→ **Task to complete**
Copy the listing verbatim, excluding any images found in it.

→ **Exercise material**
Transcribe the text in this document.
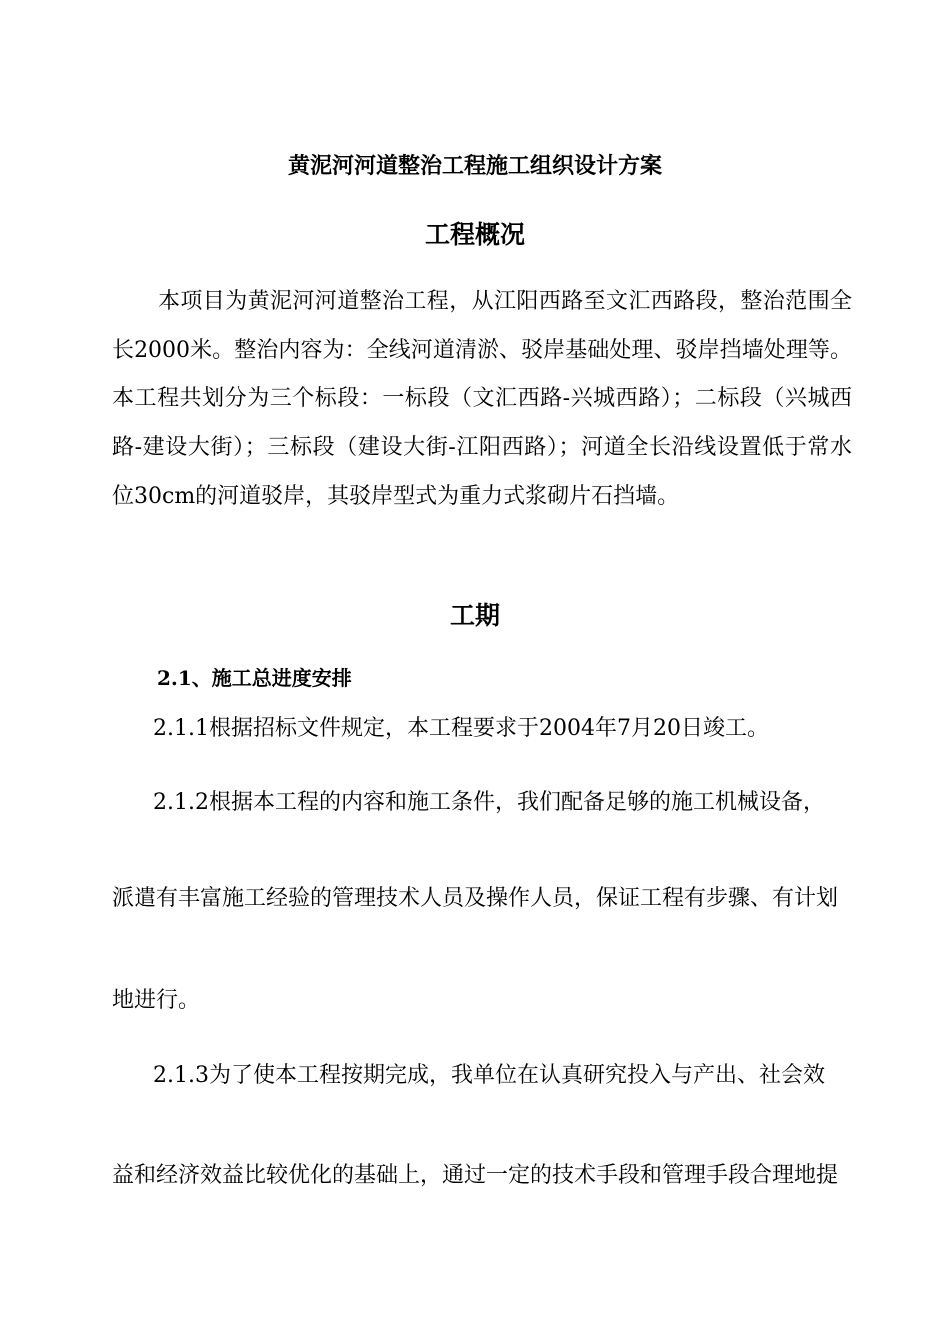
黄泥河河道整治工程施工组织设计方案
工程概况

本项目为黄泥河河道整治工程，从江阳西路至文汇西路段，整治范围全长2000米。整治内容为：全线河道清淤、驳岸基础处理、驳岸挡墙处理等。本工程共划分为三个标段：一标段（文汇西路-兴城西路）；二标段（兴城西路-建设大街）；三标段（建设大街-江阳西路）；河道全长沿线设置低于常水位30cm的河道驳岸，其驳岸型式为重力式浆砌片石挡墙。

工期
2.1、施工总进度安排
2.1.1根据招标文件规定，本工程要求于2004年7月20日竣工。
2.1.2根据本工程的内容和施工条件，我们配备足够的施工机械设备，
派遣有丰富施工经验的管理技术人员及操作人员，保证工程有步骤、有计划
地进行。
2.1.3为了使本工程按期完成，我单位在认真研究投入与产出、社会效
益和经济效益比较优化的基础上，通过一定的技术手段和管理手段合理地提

→ **Task solution**
Transcribe the text in this document.
黄泥河河道整治工程施工组织设计方案
工程概况

本项目为黄泥河河道整治工程，从江阳西路至文汇西路段，整治范围全长2000米。整治内容为：全线河道清淤、驳岸基础处理、驳岸挡墙处理等。本工程共划分为三个标段：一标段（文汇西路-兴城西路）；二标段（兴城西路-建设大街）；三标段（建设大街-江阳西路）；河道全长沿线设置低于常水位30cm的河道驳岸，其驳岸型式为重力式浆砌片石挡墙。

工期
2.1、施工总进度安排
2.1.1根据招标文件规定，本工程要求于2004年7月20日竣工。
2.1.2根据本工程的内容和施工条件，我们配备足够的施工机械设备，
派遣有丰富施工经验的管理技术人员及操作人员，保证工程有步骤、有计划
地进行。
2.1.3为了使本工程按期完成，我单位在认真研究投入与产出、社会效
益和经济效益比较优化的基础上，通过一定的技术手段和管理手段合理地提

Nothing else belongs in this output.